■ **WRITTEN REQUEST**
Transcribe the entries exactly; images are not part of the copy.

■ **Source records**
* start *

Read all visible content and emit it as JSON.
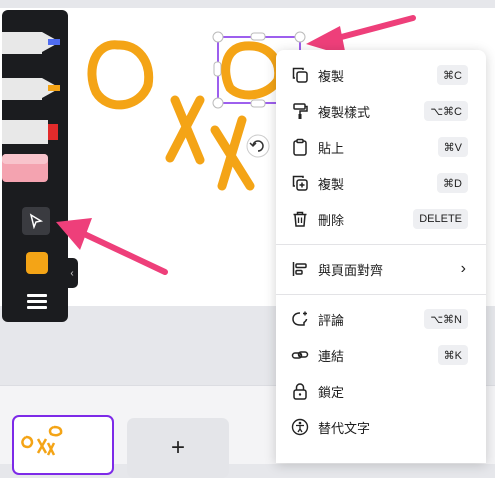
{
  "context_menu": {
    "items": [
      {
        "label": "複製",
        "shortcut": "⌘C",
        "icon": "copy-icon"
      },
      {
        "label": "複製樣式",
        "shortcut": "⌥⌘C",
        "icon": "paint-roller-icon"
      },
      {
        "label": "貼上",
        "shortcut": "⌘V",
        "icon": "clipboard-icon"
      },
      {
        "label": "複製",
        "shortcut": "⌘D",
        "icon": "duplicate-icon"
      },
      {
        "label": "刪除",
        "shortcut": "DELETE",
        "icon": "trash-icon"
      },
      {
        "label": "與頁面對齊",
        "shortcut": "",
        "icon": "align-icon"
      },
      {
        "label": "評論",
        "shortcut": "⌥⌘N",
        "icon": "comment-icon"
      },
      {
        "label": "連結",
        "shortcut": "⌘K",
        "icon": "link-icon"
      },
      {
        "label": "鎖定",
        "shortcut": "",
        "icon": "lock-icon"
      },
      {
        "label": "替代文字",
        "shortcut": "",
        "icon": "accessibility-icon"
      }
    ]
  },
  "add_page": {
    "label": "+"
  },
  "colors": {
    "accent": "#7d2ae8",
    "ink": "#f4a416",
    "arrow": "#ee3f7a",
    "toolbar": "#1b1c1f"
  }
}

* end *

■ **THE RESULT**
Read all visible content and emit it as JSON.
{
  "context_menu": {
    "items": [
      {
        "label": "複製",
        "shortcut": "⌘C",
        "icon": "copy-icon"
      },
      {
        "label": "複製樣式",
        "shortcut": "⌥⌘C",
        "icon": "paint-roller-icon"
      },
      {
        "label": "貼上",
        "shortcut": "⌘V",
        "icon": "clipboard-icon"
      },
      {
        "label": "複製",
        "shortcut": "⌘D",
        "icon": "duplicate-icon"
      },
      {
        "label": "刪除",
        "shortcut": "DELETE",
        "icon": "trash-icon"
      },
      {
        "label": "與頁面對齊",
        "shortcut": "",
        "icon": "align-icon"
      },
      {
        "label": "評論",
        "shortcut": "⌥⌘N",
        "icon": "comment-icon"
      },
      {
        "label": "連結",
        "shortcut": "⌘K",
        "icon": "link-icon"
      },
      {
        "label": "鎖定",
        "shortcut": "",
        "icon": "lock-icon"
      },
      {
        "label": "替代文字",
        "shortcut": "",
        "icon": "accessibility-icon"
      }
    ]
  },
  "add_page": {
    "label": "+"
  },
  "colors": {
    "accent": "#7d2ae8",
    "ink": "#f4a416",
    "arrow": "#ee3f7a",
    "toolbar": "#1b1c1f"
  }
}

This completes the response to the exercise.